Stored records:
-- -- --

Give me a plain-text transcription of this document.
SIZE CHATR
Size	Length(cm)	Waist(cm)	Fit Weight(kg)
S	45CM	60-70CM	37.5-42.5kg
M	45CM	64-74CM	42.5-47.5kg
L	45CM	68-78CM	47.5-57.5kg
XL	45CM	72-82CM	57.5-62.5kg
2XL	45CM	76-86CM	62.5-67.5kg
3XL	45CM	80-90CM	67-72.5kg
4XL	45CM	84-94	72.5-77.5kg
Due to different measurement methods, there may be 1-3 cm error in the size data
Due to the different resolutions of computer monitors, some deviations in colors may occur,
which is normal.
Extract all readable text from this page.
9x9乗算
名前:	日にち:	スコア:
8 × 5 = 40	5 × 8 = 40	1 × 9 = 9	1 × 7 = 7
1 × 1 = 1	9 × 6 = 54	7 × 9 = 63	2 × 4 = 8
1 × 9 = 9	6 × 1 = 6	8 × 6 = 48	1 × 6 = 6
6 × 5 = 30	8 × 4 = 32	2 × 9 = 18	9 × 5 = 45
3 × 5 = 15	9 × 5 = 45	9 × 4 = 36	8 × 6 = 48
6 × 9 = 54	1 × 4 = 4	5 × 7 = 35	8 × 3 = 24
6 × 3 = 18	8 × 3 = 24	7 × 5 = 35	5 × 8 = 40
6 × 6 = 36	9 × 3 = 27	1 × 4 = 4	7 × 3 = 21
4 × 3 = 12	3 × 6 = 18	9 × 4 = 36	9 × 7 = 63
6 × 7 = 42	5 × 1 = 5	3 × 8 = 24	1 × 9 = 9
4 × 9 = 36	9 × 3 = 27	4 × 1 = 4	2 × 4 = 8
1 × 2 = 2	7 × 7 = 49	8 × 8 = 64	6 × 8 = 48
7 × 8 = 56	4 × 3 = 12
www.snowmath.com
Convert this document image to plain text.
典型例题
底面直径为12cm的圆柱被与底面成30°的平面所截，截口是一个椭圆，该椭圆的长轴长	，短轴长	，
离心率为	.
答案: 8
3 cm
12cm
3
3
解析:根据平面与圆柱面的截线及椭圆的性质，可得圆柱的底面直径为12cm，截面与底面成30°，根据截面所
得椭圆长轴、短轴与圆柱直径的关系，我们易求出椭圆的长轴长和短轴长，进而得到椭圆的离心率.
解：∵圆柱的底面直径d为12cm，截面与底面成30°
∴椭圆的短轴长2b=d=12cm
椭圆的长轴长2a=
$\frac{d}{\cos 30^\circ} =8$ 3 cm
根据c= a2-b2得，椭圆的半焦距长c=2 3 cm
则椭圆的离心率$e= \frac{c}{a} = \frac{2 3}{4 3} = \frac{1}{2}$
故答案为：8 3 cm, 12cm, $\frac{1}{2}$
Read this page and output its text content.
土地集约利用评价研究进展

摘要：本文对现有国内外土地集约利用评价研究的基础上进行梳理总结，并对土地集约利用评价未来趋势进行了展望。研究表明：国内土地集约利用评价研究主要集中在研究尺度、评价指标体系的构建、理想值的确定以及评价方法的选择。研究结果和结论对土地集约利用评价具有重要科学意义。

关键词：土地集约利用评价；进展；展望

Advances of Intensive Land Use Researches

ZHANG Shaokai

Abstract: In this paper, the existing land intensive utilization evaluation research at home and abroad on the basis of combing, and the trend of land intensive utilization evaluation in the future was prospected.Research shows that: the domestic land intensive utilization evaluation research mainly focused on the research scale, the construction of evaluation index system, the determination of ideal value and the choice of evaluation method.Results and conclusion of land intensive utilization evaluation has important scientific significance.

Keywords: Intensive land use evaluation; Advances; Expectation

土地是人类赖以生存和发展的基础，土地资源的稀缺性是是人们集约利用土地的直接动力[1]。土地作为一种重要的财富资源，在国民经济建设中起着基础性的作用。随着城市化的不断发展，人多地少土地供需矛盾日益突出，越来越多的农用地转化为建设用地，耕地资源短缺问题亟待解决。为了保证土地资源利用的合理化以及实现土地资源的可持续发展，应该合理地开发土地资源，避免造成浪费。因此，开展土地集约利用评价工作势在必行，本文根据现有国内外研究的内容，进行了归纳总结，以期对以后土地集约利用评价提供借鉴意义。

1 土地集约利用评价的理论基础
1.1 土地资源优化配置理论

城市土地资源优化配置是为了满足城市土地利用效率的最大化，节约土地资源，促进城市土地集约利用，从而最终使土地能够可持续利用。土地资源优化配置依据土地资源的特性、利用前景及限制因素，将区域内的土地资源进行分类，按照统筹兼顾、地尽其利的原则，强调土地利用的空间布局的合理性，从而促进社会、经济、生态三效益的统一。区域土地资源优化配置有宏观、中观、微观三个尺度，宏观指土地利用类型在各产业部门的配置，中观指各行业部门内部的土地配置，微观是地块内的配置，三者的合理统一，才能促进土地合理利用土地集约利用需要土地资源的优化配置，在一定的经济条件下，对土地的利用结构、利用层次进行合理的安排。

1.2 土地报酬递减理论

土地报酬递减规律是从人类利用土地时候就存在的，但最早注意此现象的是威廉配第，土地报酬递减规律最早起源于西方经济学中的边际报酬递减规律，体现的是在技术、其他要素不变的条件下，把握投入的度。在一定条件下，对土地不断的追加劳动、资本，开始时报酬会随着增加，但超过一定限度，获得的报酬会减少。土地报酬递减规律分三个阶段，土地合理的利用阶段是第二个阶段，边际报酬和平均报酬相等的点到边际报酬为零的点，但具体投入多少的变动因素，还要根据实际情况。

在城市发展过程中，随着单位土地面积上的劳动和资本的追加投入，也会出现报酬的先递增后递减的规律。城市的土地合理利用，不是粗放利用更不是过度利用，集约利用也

-- -- --

GIVEN EXERCISE
Using the listing above, return all lines where the word "page" occurs.

REPLY
Extract all readable text from this page.
Read this page and output its text content.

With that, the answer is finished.